# Task to complete
Omit all images. Write out the rest of the material exactly.

# Provided information

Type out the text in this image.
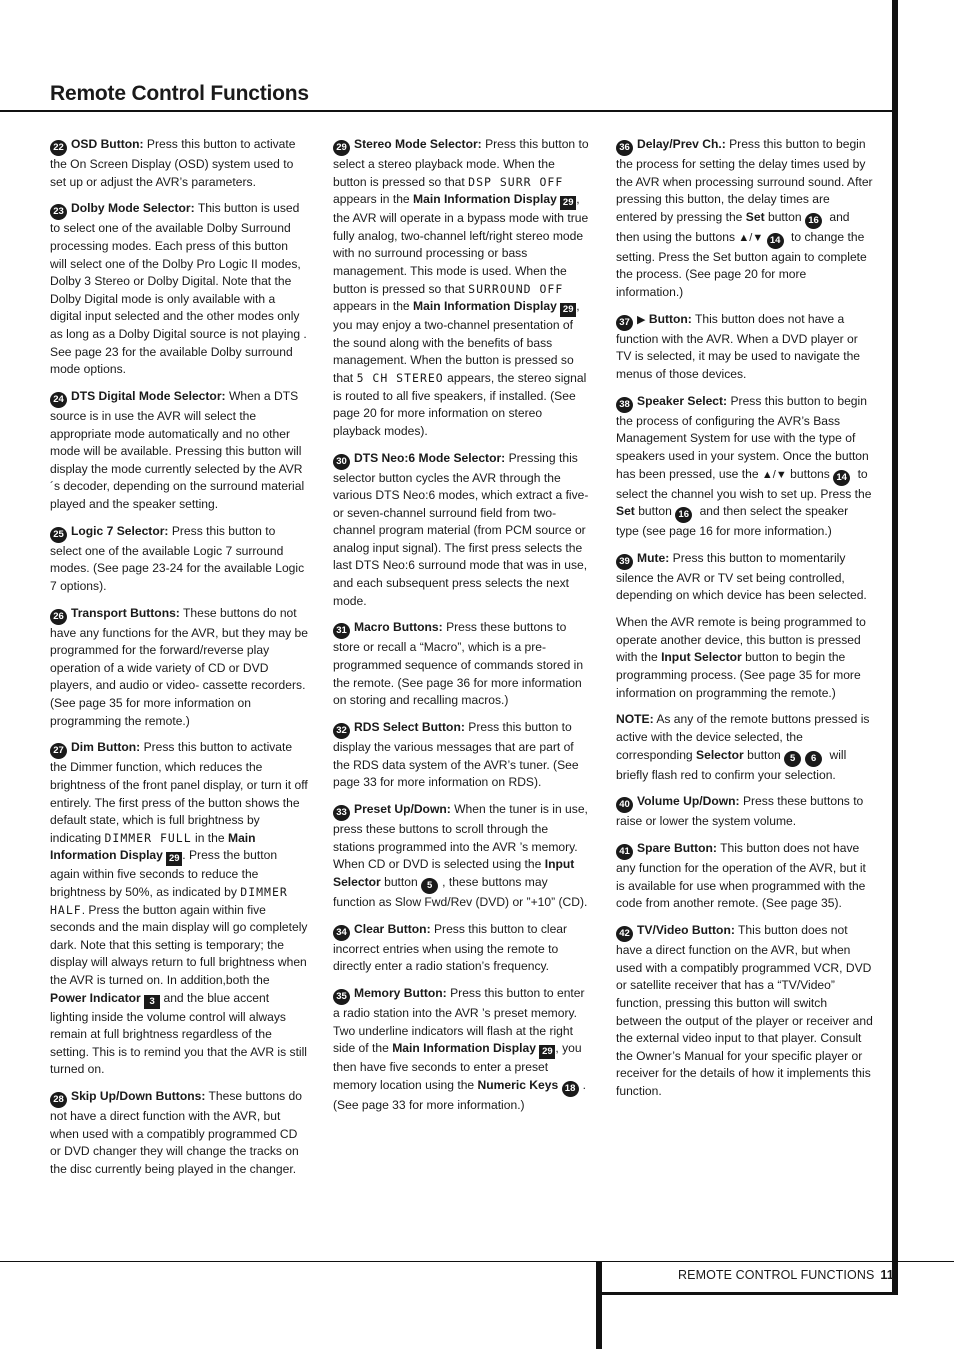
Remote Control Functions

22 OSD Button: Press this button to activate the On Screen Display (OSD) system used to set up or adjust the AVR’s parameters.

23 Dolby Mode Selector: This button is used to select one of the available Dolby Surround processing modes. Each press of this button will select one of the Dolby Pro Logic II modes, Dolby 3 Stereo or Dolby Digital. Note that the Dolby Digital mode is only available with a digital input selected and the other modes only as long as a Dolby Digital source is not playing . See page 23 for the available Dolby surround mode options.

24 DTS Digital Mode Selector: When a DTS source is in use the AVR will select the appropriate mode automatically and no other mode will be available. Pressing this button will display the mode currently selected by the AVR´s decoder, depending on the surround material played and the speaker setting.

25 Logic 7 Selector: Press this button to select one of the available Logic 7 surround modes. (See page 23-24 for the available Logic 7 options).

26 Transport Buttons: These buttons do not have any functions for the AVR, but they may be programmed for the forward/reverse play operation of a wide variety of CD or DVD players, and audio or video- cassette recorders. (See page 35 for more information on programming the remote.)

27 Dim Button: Press this button to activate the Dimmer function, which reduces the brightness of the front panel display, or turn it off entirely. The first press of the button shows the default state, which is full brightness by indicating DIMMER FULL in the Main Information Display 29 . Press the button again within five seconds to reduce the brightness by 50%, as indicated by DIMMER HALF. Press the button again within five seconds and the main display will go completely dark. Note that this setting is temporary; the display will always return to full brightness when the AVR is turned on. In addition,both the Power Indicator 3 and the blue accent lighting inside the volume control will always remain at full brightness regardless of the setting. This is to remind you that the AVR is still turned on.

28 Skip Up/Down Buttons: These buttons do not have a direct function with the AVR, but when used with a compatibly programmed CD or DVD changer they will change the tracks on the disc currently being played in the changer.

29 Stereo Mode Selector: Press this button to select a stereo playback mode. When the button is pressed so that DSP SURR OFF appears in the Main Information Display 29 , the AVR will operate in a bypass mode with true fully analog, two-channel left/right stereo mode with no surround processing or bass management. This mode is used. When the button is pressed so that SURROUND OFF appears in the Main Information Display 29 , you may enjoy a two-channel presentation of the sound along with the benefits of bass management. When the button is pressed so that 5 CH STEREO appears, the stereo signal is routed to all five speakers, if installed. (See page 20 for more information on stereo playback modes).

30 DTS Neo:6 Mode Selector: Pressing this selector button cycles the AVR through the various DTS Neo:6 modes, which extract a five- or seven-channel surround field from two-channel program material (from PCM source or analog input signal). The first press selects the last DTS Neo:6 surround mode that was in use, and each subsequent press selects the next mode.

31 Macro Buttons: Press these buttons to store or recall a “Macro”, which is a pre-programmed sequence of commands stored in the remote. (See page 36 for more information on storing and recalling macros.)

32 RDS Select Button: Press this button to display the various messages that are part of the RDS data system of the AVR’s tuner. (See page 33 for more information on RDS).

33 Preset Up/Down: When the tuner is in use, press these buttons to scroll through the stations programmed into the AVR ’s memory. When CD or DVD is selected using the Input Selector button 5 , these buttons may function as Slow Fwd/Rev (DVD) or ”+10” (CD).

34 Clear Button: Press this button to clear incorrect entries when using the remote to directly enter a radio station’s frequency.

35 Memory Button: Press this button to enter a radio station into the AVR ’s preset memory. Two underline indicators will flash at the right side of the Main Information Display 29 , you then have five seconds to enter a preset memory location using the Numeric Keys 18 . (See page 33 for more information.)

36 Delay/Prev Ch.: Press this button to begin the process for setting the delay times used by the AVR when processing surround sound. After pressing this button, the delay times are entered by pressing the Set button 16 and then using the buttons ▲/▼ 14 to change the setting. Press the Set button again to complete the process. (See page 20 for more information.)

37 ▶ Button: This button does not have a function with the AVR. When a DVD player or TV is selected, it may be used to navigate the menus of those devices.

38 Speaker Select: Press this button to begin the process of configuring the AVR’s Bass Management System for use with the type of speakers used in your system. Once the button has been pressed, use the ▲/▼ buttons 14 to select the channel you wish to set up. Press the Set button 16 and then select the speaker type (see page 16 for more information.)

39 Mute: Press this button to momentarily silence the AVR or TV set being controlled, depending on which device has been selected.

When the AVR remote is being programmed to operate another device, this button is pressed with the Input Selector button to begin the programming process. (See page 35 for more information on programming the remote.)

NOTE: As any of the remote buttons pressed is active with the device selected, the corresponding Selector button 5 6 will briefly flash red to confirm your selection.

40 Volume Up/Down: Press these buttons to raise or lower the system volume.

41 Spare Button: This button does not have any function for the operation of the AVR, but it is available for use when programmed with the code from another remote. (See page 35).

42 TV/Video Button: This button does not have a direct function on the AVR, but when used with a compatibly programmed VCR, DVD or satellite receiver that has a “TV/Video” function, pressing this button will switch between the output of the player or receiver and the external video input to that player. Consult the Owner’s Manual for your specific player or receiver for the details of how it implements this function.

REMOTE CONTROL FUNCTIONS 11
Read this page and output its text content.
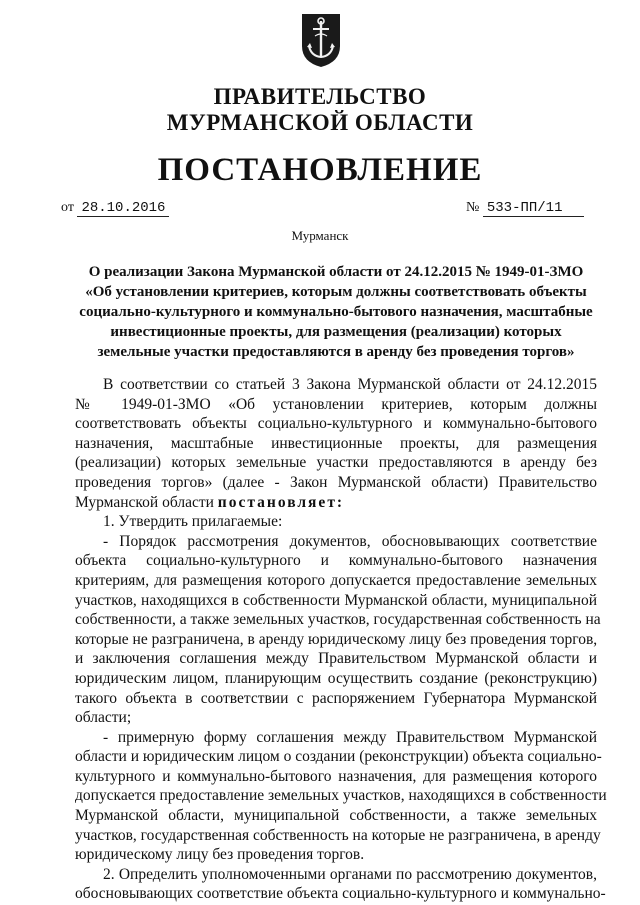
ПРАВИТЕЛЬСТВО
МУРМАНСКОЙ ОБЛАСТИ
ПОСТАНОВЛЕНИЕ
от 28.10.2016	№ 533-ПП/11
Мурманск
О реализации Закона Мурманской области от 24.12.2015 № 1949-01-ЗМО
«Об установлении критериев, которым должны соответствовать объекты
социально-культурного и коммунально-бытового назначения, масштабные
инвестиционные проекты, для размещения (реализации) которых
земельные участки предоставляются в аренду без проведения торгов»
В соответствии со статьей 3 Закона Мурманской области от 24.12.2015
№ 1949-01-ЗМО «Об установлении критериев, которым должны
соответствовать объекты социально-культурного и коммунально-бытового
назначения, масштабные инвестиционные проекты, для размещения
(реализации) которых земельные участки предоставляются в аренду без
проведения торгов» (далее - Закон Мурманской области) Правительство
Мурманской области постановляет:
1. Утвердить прилагаемые:
- Порядок рассмотрения документов, обосновывающих соответствие
объекта социально-культурного и коммунально-бытового назначения
критериям, для размещения которого допускается предоставление земельных
участков, находящихся в собственности Мурманской области, муниципальной
собственности, а также земельных участков, государственная собственность на
которые не разграничена, в аренду юридическому лицу без проведения торгов,
и заключения соглашения между Правительством Мурманской области и
юридическим лицом, планирующим осуществить создание (реконструкцию)
такого объекта в соответствии с распоряжением Губернатора Мурманской
области;
- примерную форму соглашения между Правительством Мурманской
области и юридическим лицом о создании (реконструкции) объекта социально-
культурного и коммунально-бытового назначения, для размещения которого
допускается предоставление земельных участков, находящихся в собственности
Мурманской области, муниципальной собственности, а также земельных
участков, государственная собственность на которые не разграничена, в аренду
юридическому лицу без проведения торгов.
2. Определить уполномоченными органами по рассмотрению документов,
обосновывающих соответствие объекта социально-культурного и коммунально-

# Expected answer
Type out the text in this image.
Remote Control Functions

22 OSD Button: Press this button to activate the On Screen Display (OSD) system used to set up or adjust the AVR’s parameters.

23 Dolby Mode Selector: This button is used to select one of the available Dolby Surround processing modes. Each press of this button will select one of the Dolby Pro Logic II modes, Dolby 3 Stereo or Dolby Digital. Note that the Dolby Digital mode is only available with a digital input selected and the other modes only as long as a Dolby Digital source is not playing . See page 23 for the available Dolby surround mode options.

24 DTS Digital Mode Selector: When a DTS source is in use the AVR will select the appropriate mode automatically and no other mode will be available. Pressing this button will display the mode currently selected by the AVR´s decoder, depending on the surround material played and the speaker setting.

25 Logic 7 Selector: Press this button to select one of the available Logic 7 surround modes. (See page 23-24 for the available Logic 7 options).

26 Transport Buttons: These buttons do not have any functions for the AVR, but they may be programmed for the forward/reverse play operation of a wide variety of CD or DVD players, and audio or video- cassette recorders. (See page 35 for more information on programming the remote.)

27 Dim Button: Press this button to activate the Dimmer function, which reduces the brightness of the front panel display, or turn it off entirely. The first press of the button shows the default state, which is full brightness by indicating DIMMER FULL in the Main Information Display 29 . Press the button again within five seconds to reduce the brightness by 50%, as indicated by DIMMER HALF. Press the button again within five seconds and the main display will go completely dark. Note that this setting is temporary; the display will always return to full brightness when the AVR is turned on. In addition,both the Power Indicator 3 and the blue accent lighting inside the volume control will always remain at full brightness regardless of the setting. This is to remind you that the AVR is still turned on.

28 Skip Up/Down Buttons: These buttons do not have a direct function with the AVR, but when used with a compatibly programmed CD or DVD changer they will change the tracks on the disc currently being played in the changer.

29 Stereo Mode Selector: Press this button to select a stereo playback mode. When the button is pressed so that DSP SURR OFF appears in the Main Information Display 29 , the AVR will operate in a bypass mode with true fully analog, two-channel left/right stereo mode with no surround processing or bass management. This mode is used. When the button is pressed so that SURROUND OFF appears in the Main Information Display 29 , you may enjoy a two-channel presentation of the sound along with the benefits of bass management. When the button is pressed so that 5 CH STEREO appears, the stereo signal is routed to all five speakers, if installed. (See page 20 for more information on stereo playback modes).

30 DTS Neo:6 Mode Selector: Pressing this selector button cycles the AVR through the various DTS Neo:6 modes, which extract a five- or seven-channel surround field from two-channel program material (from PCM source or analog input signal). The first press selects the last DTS Neo:6 surround mode that was in use, and each subsequent press selects the next mode.

31 Macro Buttons: Press these buttons to store or recall a “Macro”, which is a pre-programmed sequence of commands stored in the remote. (See page 36 for more information on storing and recalling macros.)

32 RDS Select Button: Press this button to display the various messages that are part of the RDS data system of the AVR’s tuner. (See page 33 for more information on RDS).

33 Preset Up/Down: When the tuner is in use, press these buttons to scroll through the stations programmed into the AVR ’s memory. When CD or DVD is selected using the Input Selector button 5 , these buttons may function as Slow Fwd/Rev (DVD) or ”+10” (CD).

34 Clear Button: Press this button to clear incorrect entries when using the remote to directly enter a radio station’s frequency.

35 Memory Button: Press this button to enter a radio station into the AVR ’s preset memory. Two underline indicators will flash at the right side of the Main Information Display 29 , you then have five seconds to enter a preset memory location using the Numeric Keys 18 . (See page 33 for more information.)

36 Delay/Prev Ch.: Press this button to begin the process for setting the delay times used by the AVR when processing surround sound. After pressing this button, the delay times are entered by pressing the Set button 16 and then using the buttons ▲/▼ 14 to change the setting. Press the Set button again to complete the process. (See page 20 for more information.)

37 ▶ Button: This button does not have a function with the AVR. When a DVD player or TV is selected, it may be used to navigate the menus of those devices.

38 Speaker Select: Press this button to begin the process of configuring the AVR’s Bass Management System for use with the type of speakers used in your system. Once the button has been pressed, use the ▲/▼ buttons 14 to select the channel you wish to set up. Press the Set button 16 and then select the speaker type (see page 16 for more information.)

39 Mute: Press this button to momentarily silence the AVR or TV set being controlled, depending on which device has been selected.

When the AVR remote is being programmed to operate another device, this button is pressed with the Input Selector button to begin the programming process. (See page 35 for more information on programming the remote.)

NOTE: As any of the remote buttons pressed is active with the device selected, the corresponding Selector button 5 6 will briefly flash red to confirm your selection.

40 Volume Up/Down: Press these buttons to raise or lower the system volume.

41 Spare Button: This button does not have any function for the operation of the AVR, but it is available for use when programmed with the code from another remote. (See page 35).

42 TV/Video Button: This button does not have a direct function on the AVR, but when used with a compatibly programmed VCR, DVD or satellite receiver that has a “TV/Video” function, pressing this button will switch between the output of the player or receiver and the external video input to that player. Consult the Owner’s Manual for your specific player or receiver for the details of how it implements this function.

REMOTE CONTROL FUNCTIONS 11
Read this page and output its text content.
ПРАВИТЕЛЬСТВО
МУРМАНСКОЙ ОБЛАСТИ
ПОСТАНОВЛЕНИЕ
от 28.10.2016	№ 533-ПП/11
Мурманск
О реализации Закона Мурманской области от 24.12.2015 № 1949-01-ЗМО
«Об установлении критериев, которым должны соответствовать объекты
социально-культурного и коммунально-бытового назначения, масштабные
инвестиционные проекты, для размещения (реализации) которых
земельные участки предоставляются в аренду без проведения торгов»
В соответствии со статьей 3 Закона Мурманской области от 24.12.2015
№ 1949-01-ЗМО «Об установлении критериев, которым должны
соответствовать объекты социально-культурного и коммунально-бытового
назначения, масштабные инвестиционные проекты, для размещения
(реализации) которых земельные участки предоставляются в аренду без
проведения торгов» (далее - Закон Мурманской области) Правительство
Мурманской области постановляет:
1. Утвердить прилагаемые:
- Порядок рассмотрения документов, обосновывающих соответствие
объекта социально-культурного и коммунально-бытового назначения
критериям, для размещения которого допускается предоставление земельных
участков, находящихся в собственности Мурманской области, муниципальной
собственности, а также земельных участков, государственная собственность на
которые не разграничена, в аренду юридическому лицу без проведения торгов,
и заключения соглашения между Правительством Мурманской области и
юридическим лицом, планирующим осуществить создание (реконструкцию)
такого объекта в соответствии с распоряжением Губернатора Мурманской
области;
- примерную форму соглашения между Правительством Мурманской
области и юридическим лицом о создании (реконструкции) объекта социально-
культурного и коммунально-бытового назначения, для размещения которого
допускается предоставление земельных участков, находящихся в собственности
Мурманской области, муниципальной собственности, а также земельных
участков, государственная собственность на которые не разграничена, в аренду
юридическому лицу без проведения торгов.
2. Определить уполномоченными органами по рассмотрению документов,
обосновывающих соответствие объекта социально-культурного и коммунально-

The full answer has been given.